# SET TASK
Would you restate all the data that follows, word for word?

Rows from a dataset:
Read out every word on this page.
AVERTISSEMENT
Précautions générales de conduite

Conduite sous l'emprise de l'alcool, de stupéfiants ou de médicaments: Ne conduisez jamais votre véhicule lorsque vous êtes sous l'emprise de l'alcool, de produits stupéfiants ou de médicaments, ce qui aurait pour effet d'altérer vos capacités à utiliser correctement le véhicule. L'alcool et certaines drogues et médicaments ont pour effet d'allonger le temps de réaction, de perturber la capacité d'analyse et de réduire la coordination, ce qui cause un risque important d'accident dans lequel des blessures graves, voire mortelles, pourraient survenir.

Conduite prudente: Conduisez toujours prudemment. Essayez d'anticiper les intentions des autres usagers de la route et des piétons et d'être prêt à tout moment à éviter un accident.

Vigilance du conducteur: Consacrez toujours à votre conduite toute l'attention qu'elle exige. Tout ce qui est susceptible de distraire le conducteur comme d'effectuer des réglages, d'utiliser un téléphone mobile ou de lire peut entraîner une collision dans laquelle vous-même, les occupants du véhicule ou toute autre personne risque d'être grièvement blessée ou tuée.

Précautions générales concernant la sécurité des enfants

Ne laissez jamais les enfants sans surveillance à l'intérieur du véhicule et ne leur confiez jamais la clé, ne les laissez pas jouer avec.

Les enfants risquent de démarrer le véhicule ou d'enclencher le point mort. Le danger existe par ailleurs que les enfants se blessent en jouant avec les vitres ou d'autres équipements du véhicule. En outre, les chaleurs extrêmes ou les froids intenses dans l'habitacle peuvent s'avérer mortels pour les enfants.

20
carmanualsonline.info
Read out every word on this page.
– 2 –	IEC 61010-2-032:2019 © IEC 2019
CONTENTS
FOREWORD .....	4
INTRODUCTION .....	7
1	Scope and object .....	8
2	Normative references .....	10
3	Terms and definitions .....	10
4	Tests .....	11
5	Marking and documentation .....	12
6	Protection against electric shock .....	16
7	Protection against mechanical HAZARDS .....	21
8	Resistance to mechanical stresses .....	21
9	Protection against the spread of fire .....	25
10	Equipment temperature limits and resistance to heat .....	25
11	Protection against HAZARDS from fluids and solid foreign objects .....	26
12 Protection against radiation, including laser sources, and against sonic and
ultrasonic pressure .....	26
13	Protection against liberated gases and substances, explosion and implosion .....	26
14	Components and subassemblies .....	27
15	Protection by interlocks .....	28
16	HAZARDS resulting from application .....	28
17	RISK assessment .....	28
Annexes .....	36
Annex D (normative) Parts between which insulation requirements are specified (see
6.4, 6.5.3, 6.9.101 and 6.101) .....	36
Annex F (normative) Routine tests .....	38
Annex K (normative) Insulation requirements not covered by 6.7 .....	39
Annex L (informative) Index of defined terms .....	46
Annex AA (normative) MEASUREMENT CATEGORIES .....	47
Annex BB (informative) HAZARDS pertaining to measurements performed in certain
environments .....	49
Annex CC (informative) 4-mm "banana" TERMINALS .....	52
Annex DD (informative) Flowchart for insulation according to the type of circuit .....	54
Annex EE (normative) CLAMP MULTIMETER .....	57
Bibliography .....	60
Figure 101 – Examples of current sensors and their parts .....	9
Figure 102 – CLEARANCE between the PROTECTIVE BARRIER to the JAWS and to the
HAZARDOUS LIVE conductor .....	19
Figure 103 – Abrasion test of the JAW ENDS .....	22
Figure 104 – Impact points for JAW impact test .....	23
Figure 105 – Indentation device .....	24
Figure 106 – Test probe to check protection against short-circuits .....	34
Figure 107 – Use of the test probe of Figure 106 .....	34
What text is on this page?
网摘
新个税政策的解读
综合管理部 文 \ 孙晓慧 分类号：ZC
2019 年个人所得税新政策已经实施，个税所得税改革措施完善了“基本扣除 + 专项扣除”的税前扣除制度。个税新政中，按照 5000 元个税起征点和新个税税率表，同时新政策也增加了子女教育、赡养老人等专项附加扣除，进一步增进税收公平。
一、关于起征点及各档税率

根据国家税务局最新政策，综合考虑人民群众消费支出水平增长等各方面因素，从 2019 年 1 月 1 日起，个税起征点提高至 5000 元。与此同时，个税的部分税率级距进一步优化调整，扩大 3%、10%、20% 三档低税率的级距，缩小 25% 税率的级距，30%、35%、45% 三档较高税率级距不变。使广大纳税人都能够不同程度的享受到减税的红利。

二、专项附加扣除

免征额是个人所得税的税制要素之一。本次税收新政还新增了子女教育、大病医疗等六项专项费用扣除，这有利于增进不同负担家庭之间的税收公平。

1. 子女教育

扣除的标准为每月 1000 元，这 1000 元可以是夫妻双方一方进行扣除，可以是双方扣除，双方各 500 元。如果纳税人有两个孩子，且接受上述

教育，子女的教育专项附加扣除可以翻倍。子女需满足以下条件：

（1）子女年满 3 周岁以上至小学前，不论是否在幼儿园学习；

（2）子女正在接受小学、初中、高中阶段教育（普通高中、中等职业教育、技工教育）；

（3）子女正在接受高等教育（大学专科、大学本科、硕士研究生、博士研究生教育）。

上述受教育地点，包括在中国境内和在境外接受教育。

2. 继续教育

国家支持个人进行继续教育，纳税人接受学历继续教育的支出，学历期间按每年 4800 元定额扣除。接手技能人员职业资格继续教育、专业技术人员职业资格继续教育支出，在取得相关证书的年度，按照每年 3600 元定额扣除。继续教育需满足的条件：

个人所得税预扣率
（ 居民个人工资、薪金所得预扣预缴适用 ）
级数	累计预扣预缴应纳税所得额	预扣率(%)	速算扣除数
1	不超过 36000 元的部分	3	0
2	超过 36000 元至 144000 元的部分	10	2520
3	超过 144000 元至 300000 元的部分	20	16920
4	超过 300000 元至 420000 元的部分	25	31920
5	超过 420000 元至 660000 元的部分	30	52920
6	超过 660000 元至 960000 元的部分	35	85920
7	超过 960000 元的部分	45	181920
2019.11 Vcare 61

# RESPONSE
Read out every word on this page.
AVERTISSEMENT
Précautions générales de conduite

Conduite sous l'emprise de l'alcool, de stupéfiants ou de médicaments: Ne conduisez jamais votre véhicule lorsque vous êtes sous l'emprise de l'alcool, de produits stupéfiants ou de médicaments, ce qui aurait pour effet d'altérer vos capacités à utiliser correctement le véhicule. L'alcool et certaines drogues et médicaments ont pour effet d'allonger le temps de réaction, de perturber la capacité d'analyse et de réduire la coordination, ce qui cause un risque important d'accident dans lequel des blessures graves, voire mortelles, pourraient survenir.

Conduite prudente: Conduisez toujours prudemment. Essayez d'anticiper les intentions des autres usagers de la route et des piétons et d'être prêt à tout moment à éviter un accident.

Vigilance du conducteur: Consacrez toujours à votre conduite toute l'attention qu'elle exige. Tout ce qui est susceptible de distraire le conducteur comme d'effectuer des réglages, d'utiliser un téléphone mobile ou de lire peut entraîner une collision dans laquelle vous-même, les occupants du véhicule ou toute autre personne risque d'être grièvement blessée ou tuée.

Précautions générales concernant la sécurité des enfants

Ne laissez jamais les enfants sans surveillance à l'intérieur du véhicule et ne leur confiez jamais la clé, ne les laissez pas jouer avec.

Les enfants risquent de démarrer le véhicule ou d'enclencher le point mort. Le danger existe par ailleurs que les enfants se blessent en jouant avec les vitres ou d'autres équipements du véhicule. En outre, les chaleurs extrêmes ou les froids intenses dans l'habitacle peuvent s'avérer mortels pour les enfants.

20
carmanualsonline.info
Read out every word on this page.
– 2 –	IEC 61010-2-032:2019 © IEC 2019
CONTENTS
FOREWORD .....	4
INTRODUCTION .....	7
1	Scope and object .....	8
2	Normative references .....	10
3	Terms and definitions .....	10
4	Tests .....	11
5	Marking and documentation .....	12
6	Protection against electric shock .....	16
7	Protection against mechanical HAZARDS .....	21
8	Resistance to mechanical stresses .....	21
9	Protection against the spread of fire .....	25
10	Equipment temperature limits and resistance to heat .....	25
11	Protection against HAZARDS from fluids and solid foreign objects .....	26
12 Protection against radiation, including laser sources, and against sonic and
ultrasonic pressure .....	26
13	Protection against liberated gases and substances, explosion and implosion .....	26
14	Components and subassemblies .....	27
15	Protection by interlocks .....	28
16	HAZARDS resulting from application .....	28
17	RISK assessment .....	28
Annexes .....	36
Annex D (normative) Parts between which insulation requirements are specified (see
6.4, 6.5.3, 6.9.101 and 6.101) .....	36
Annex F (normative) Routine tests .....	38
Annex K (normative) Insulation requirements not covered by 6.7 .....	39
Annex L (informative) Index of defined terms .....	46
Annex AA (normative) MEASUREMENT CATEGORIES .....	47
Annex BB (informative) HAZARDS pertaining to measurements performed in certain
environments .....	49
Annex CC (informative) 4-mm "banana" TERMINALS .....	52
Annex DD (informative) Flowchart for insulation according to the type of circuit .....	54
Annex EE (normative) CLAMP MULTIMETER .....	57
Bibliography .....	60
Figure 101 – Examples of current sensors and their parts .....	9
Figure 102 – CLEARANCE between the PROTECTIVE BARRIER to the JAWS and to the
HAZARDOUS LIVE conductor .....	19
Figure 103 – Abrasion test of the JAW ENDS .....	22
Figure 104 – Impact points for JAW impact test .....	23
Figure 105 – Indentation device .....	24
Figure 106 – Test probe to check protection against short-circuits .....	34
Figure 107 – Use of the test probe of Figure 106 .....	34
What text is on this page?
网摘
新个税政策的解读
综合管理部 文 \ 孙晓慧 分类号：ZC
2019 年个人所得税新政策已经实施，个税所得税改革措施完善了“基本扣除 + 专项扣除”的税前扣除制度。个税新政中，按照 5000 元个税起征点和新个税税率表，同时新政策也增加了子女教育、赡养老人等专项附加扣除，进一步增进税收公平。
一、关于起征点及各档税率

根据国家税务局最新政策，综合考虑人民群众消费支出水平增长等各方面因素，从 2019 年 1 月 1 日起，个税起征点提高至 5000 元。与此同时，个税的部分税率级距进一步优化调整，扩大 3%、10%、20% 三档低税率的级距，缩小 25% 税率的级距，30%、35%、45% 三档较高税率级距不变。使广大纳税人都能够不同程度的享受到减税的红利。

二、专项附加扣除

免征额是个人所得税的税制要素之一。本次税收新政还新增了子女教育、大病医疗等六项专项费用扣除，这有利于增进不同负担家庭之间的税收公平。

1. 子女教育

扣除的标准为每月 1000 元，这 1000 元可以是夫妻双方一方进行扣除，可以是双方扣除，双方各 500 元。如果纳税人有两个孩子，且接受上述

教育，子女的教育专项附加扣除可以翻倍。子女需满足以下条件：

（1）子女年满 3 周岁以上至小学前，不论是否在幼儿园学习；

（2）子女正在接受小学、初中、高中阶段教育（普通高中、中等职业教育、技工教育）；

（3）子女正在接受高等教育（大学专科、大学本科、硕士研究生、博士研究生教育）。

上述受教育地点，包括在中国境内和在境外接受教育。

2. 继续教育

国家支持个人进行继续教育，纳税人接受学历继续教育的支出，学历期间按每年 4800 元定额扣除。接手技能人员职业资格继续教育、专业技术人员职业资格继续教育支出，在取得相关证书的年度，按照每年 3600 元定额扣除。继续教育需满足的条件：

个人所得税预扣率
（ 居民个人工资、薪金所得预扣预缴适用 ）
级数	累计预扣预缴应纳税所得额	预扣率(%)	速算扣除数
1	不超过 36000 元的部分	3	0
2	超过 36000 元至 144000 元的部分	10	2520
3	超过 144000 元至 300000 元的部分	20	16920
4	超过 300000 元至 420000 元的部分	25	31920
5	超过 420000 元至 660000 元的部分	30	52920
6	超过 660000 元至 960000 元的部分	35	85920
7	超过 960000 元的部分	45	181920
2019.11 Vcare 61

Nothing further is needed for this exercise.